Stored data:
============

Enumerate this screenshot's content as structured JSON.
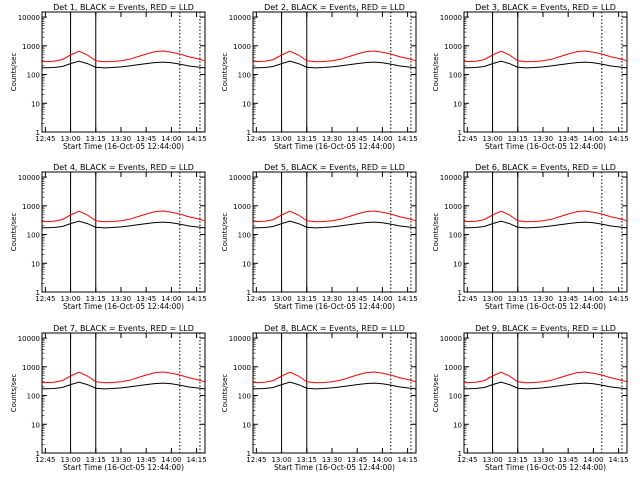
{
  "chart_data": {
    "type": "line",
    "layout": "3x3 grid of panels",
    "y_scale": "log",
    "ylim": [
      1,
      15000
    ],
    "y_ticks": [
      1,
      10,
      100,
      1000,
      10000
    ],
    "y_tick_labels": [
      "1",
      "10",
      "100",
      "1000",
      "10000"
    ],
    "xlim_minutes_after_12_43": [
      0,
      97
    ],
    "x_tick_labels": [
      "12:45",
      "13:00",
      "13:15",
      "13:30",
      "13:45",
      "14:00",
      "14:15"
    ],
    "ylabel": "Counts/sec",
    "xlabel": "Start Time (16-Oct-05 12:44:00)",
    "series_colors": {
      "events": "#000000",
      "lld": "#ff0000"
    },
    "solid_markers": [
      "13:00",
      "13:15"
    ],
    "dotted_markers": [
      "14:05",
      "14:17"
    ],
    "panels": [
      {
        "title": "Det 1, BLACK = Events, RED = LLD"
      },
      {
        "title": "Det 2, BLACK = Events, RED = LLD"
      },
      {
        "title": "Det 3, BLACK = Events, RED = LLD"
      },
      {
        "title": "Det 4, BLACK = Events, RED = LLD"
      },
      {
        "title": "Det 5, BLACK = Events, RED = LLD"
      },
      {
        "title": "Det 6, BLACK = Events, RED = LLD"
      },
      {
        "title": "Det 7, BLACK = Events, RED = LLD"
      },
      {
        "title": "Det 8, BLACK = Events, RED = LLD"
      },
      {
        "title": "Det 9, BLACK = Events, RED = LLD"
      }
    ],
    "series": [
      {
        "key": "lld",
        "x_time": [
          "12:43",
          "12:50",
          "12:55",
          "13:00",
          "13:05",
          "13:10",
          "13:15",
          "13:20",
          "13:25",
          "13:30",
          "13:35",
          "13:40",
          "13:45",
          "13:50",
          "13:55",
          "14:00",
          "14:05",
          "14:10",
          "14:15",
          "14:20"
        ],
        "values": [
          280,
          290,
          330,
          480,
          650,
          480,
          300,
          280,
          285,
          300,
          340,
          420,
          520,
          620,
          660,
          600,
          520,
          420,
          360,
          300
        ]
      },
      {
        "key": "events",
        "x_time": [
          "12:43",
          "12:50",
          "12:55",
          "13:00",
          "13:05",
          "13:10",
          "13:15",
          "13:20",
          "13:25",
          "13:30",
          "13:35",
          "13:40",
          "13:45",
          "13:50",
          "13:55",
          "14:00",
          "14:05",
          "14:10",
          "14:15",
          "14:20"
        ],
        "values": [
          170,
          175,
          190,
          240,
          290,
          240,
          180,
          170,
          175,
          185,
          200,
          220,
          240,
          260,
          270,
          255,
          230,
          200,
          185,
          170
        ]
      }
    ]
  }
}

============

EXERCISE REQUIREMENTS.
Every record is to be reproduced exactly, with no pictures included.

FULL ANSWER.
Enumerate this screenshot's content as structured JSON.
{
  "chart_data": {
    "type": "line",
    "layout": "3x3 grid of panels",
    "y_scale": "log",
    "ylim": [
      1,
      15000
    ],
    "y_ticks": [
      1,
      10,
      100,
      1000,
      10000
    ],
    "y_tick_labels": [
      "1",
      "10",
      "100",
      "1000",
      "10000"
    ],
    "xlim_minutes_after_12_43": [
      0,
      97
    ],
    "x_tick_labels": [
      "12:45",
      "13:00",
      "13:15",
      "13:30",
      "13:45",
      "14:00",
      "14:15"
    ],
    "ylabel": "Counts/sec",
    "xlabel": "Start Time (16-Oct-05 12:44:00)",
    "series_colors": {
      "events": "#000000",
      "lld": "#ff0000"
    },
    "solid_markers": [
      "13:00",
      "13:15"
    ],
    "dotted_markers": [
      "14:05",
      "14:17"
    ],
    "panels": [
      {
        "title": "Det 1, BLACK = Events, RED = LLD"
      },
      {
        "title": "Det 2, BLACK = Events, RED = LLD"
      },
      {
        "title": "Det 3, BLACK = Events, RED = LLD"
      },
      {
        "title": "Det 4, BLACK = Events, RED = LLD"
      },
      {
        "title": "Det 5, BLACK = Events, RED = LLD"
      },
      {
        "title": "Det 6, BLACK = Events, RED = LLD"
      },
      {
        "title": "Det 7, BLACK = Events, RED = LLD"
      },
      {
        "title": "Det 8, BLACK = Events, RED = LLD"
      },
      {
        "title": "Det 9, BLACK = Events, RED = LLD"
      }
    ],
    "series": [
      {
        "key": "lld",
        "x_time": [
          "12:43",
          "12:50",
          "12:55",
          "13:00",
          "13:05",
          "13:10",
          "13:15",
          "13:20",
          "13:25",
          "13:30",
          "13:35",
          "13:40",
          "13:45",
          "13:50",
          "13:55",
          "14:00",
          "14:05",
          "14:10",
          "14:15",
          "14:20"
        ],
        "values": [
          280,
          290,
          330,
          480,
          650,
          480,
          300,
          280,
          285,
          300,
          340,
          420,
          520,
          620,
          660,
          600,
          520,
          420,
          360,
          300
        ]
      },
      {
        "key": "events",
        "x_time": [
          "12:43",
          "12:50",
          "12:55",
          "13:00",
          "13:05",
          "13:10",
          "13:15",
          "13:20",
          "13:25",
          "13:30",
          "13:35",
          "13:40",
          "13:45",
          "13:50",
          "13:55",
          "14:00",
          "14:05",
          "14:10",
          "14:15",
          "14:20"
        ],
        "values": [
          170,
          175,
          190,
          240,
          290,
          240,
          180,
          170,
          175,
          185,
          200,
          220,
          240,
          260,
          270,
          255,
          230,
          200,
          185,
          170
        ]
      }
    ]
  }
}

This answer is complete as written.